Set task — Pull out every line in the data that has the string "settings" in it.

(Data entries)
╭──

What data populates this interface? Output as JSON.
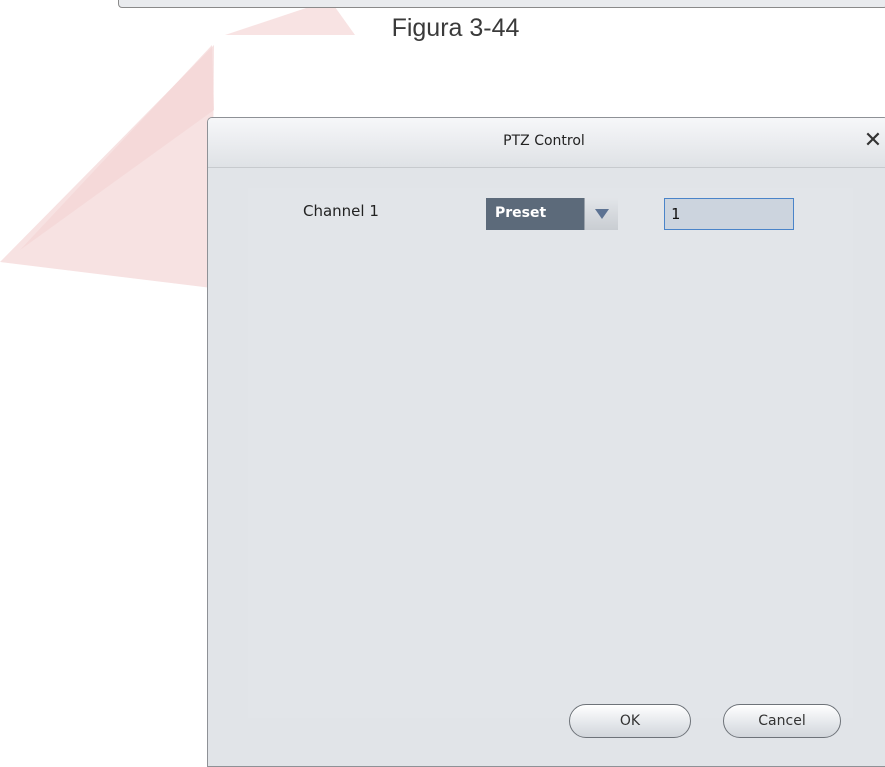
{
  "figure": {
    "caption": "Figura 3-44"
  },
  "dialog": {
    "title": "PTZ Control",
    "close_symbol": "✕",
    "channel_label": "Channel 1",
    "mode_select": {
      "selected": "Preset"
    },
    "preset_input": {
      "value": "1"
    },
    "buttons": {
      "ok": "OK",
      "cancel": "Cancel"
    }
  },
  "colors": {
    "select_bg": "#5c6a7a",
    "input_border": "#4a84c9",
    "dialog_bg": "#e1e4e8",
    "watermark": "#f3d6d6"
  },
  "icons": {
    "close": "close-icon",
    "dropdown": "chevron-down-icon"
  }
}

╰──
╭──

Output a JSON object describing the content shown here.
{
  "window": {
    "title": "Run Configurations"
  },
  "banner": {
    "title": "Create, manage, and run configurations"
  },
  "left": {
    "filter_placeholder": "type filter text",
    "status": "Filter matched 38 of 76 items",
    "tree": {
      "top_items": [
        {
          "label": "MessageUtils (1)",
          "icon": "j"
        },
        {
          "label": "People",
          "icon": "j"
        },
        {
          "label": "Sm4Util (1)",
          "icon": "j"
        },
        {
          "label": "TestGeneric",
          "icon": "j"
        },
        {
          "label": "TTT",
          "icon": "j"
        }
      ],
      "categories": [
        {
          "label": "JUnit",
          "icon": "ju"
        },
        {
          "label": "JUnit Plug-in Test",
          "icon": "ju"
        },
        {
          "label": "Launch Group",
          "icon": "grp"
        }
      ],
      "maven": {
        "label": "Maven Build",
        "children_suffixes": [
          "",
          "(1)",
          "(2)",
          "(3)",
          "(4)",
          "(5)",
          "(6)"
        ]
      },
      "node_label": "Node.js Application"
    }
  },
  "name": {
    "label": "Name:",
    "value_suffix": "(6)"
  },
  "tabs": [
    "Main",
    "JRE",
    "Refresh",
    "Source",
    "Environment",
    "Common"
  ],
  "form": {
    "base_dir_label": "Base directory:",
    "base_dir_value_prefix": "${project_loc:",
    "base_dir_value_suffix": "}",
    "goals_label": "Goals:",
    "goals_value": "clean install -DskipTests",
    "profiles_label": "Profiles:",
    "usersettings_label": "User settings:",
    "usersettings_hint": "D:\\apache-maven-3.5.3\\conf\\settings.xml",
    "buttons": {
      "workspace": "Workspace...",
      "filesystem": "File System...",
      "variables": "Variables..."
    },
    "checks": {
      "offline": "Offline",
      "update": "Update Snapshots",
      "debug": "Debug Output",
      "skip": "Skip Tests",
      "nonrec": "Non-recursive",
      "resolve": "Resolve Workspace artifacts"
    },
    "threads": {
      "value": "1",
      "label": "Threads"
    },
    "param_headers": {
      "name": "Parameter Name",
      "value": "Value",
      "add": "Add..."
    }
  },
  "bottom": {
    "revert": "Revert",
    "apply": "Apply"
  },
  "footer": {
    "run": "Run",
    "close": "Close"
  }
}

╰──

Correct response —
    "usersettings_label": "User settings:",
    "usersettings_hint": "D:\\apache-maven-3.5.3\\conf\\settings.xml",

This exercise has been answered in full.